WHAT YOU ARE ASKED TO DO: Locate every line that holds the string "SHIFT" and copy it.

---+---

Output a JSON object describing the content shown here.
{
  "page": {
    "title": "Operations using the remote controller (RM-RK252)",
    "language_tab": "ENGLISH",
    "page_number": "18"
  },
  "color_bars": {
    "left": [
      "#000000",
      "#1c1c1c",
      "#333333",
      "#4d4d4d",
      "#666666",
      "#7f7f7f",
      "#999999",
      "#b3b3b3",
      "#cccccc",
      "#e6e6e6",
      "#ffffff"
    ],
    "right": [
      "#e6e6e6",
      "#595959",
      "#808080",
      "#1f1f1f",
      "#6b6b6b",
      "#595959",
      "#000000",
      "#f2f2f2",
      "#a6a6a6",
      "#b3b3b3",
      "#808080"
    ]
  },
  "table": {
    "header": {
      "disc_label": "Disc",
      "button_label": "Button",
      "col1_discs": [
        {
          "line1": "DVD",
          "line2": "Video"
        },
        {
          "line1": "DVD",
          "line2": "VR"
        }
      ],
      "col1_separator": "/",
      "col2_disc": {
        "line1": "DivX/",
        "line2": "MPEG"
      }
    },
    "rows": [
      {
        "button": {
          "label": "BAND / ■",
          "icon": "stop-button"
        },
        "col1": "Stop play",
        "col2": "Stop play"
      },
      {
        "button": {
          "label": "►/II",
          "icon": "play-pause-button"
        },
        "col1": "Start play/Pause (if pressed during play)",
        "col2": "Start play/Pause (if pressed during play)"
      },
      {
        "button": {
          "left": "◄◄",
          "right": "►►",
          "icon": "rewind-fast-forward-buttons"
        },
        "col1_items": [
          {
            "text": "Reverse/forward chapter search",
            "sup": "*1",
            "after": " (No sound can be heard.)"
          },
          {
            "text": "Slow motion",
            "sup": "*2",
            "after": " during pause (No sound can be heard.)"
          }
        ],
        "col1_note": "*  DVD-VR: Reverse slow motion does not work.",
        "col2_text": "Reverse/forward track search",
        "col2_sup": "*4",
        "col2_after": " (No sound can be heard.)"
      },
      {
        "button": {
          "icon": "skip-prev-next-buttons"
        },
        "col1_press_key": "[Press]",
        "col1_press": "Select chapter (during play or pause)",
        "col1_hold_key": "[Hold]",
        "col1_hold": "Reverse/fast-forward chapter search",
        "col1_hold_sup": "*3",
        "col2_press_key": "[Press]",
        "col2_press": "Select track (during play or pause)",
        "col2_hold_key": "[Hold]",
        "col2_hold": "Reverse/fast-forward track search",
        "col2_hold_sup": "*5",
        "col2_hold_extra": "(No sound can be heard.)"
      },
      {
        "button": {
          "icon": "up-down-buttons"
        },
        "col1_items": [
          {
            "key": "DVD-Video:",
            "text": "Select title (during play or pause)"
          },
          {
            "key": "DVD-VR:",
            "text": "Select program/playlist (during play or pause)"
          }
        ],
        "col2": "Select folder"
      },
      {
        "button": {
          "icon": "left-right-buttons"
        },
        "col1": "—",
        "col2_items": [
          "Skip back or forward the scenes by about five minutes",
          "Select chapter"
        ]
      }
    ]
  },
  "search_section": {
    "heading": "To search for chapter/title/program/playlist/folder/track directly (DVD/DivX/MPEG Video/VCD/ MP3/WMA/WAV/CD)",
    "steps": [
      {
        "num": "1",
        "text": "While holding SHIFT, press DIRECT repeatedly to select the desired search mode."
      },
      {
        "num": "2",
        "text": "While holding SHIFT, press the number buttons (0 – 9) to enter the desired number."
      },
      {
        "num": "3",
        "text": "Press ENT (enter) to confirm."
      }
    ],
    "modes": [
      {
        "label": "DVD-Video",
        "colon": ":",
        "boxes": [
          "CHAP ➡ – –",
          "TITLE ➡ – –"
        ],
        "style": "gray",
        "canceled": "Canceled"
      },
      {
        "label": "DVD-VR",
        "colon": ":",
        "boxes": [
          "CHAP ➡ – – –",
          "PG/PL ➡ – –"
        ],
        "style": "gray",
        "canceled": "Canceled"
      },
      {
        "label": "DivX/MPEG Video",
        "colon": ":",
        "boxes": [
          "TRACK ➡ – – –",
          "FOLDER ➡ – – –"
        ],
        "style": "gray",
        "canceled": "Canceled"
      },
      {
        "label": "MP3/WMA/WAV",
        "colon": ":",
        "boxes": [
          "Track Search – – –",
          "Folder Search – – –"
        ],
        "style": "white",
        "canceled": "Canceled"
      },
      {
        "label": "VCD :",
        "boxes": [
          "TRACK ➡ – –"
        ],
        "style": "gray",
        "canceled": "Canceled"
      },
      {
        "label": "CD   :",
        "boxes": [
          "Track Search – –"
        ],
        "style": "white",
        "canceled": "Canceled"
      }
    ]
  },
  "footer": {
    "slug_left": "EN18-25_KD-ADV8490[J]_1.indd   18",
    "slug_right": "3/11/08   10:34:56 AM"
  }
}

---+---

FINISHED ANSWER:
        "text": "While holding SHIFT, press DIRECT repeatedly to select the desired search mode."
        "text": "While holding SHIFT, press the number buttons (0 – 9) to enter the desired number."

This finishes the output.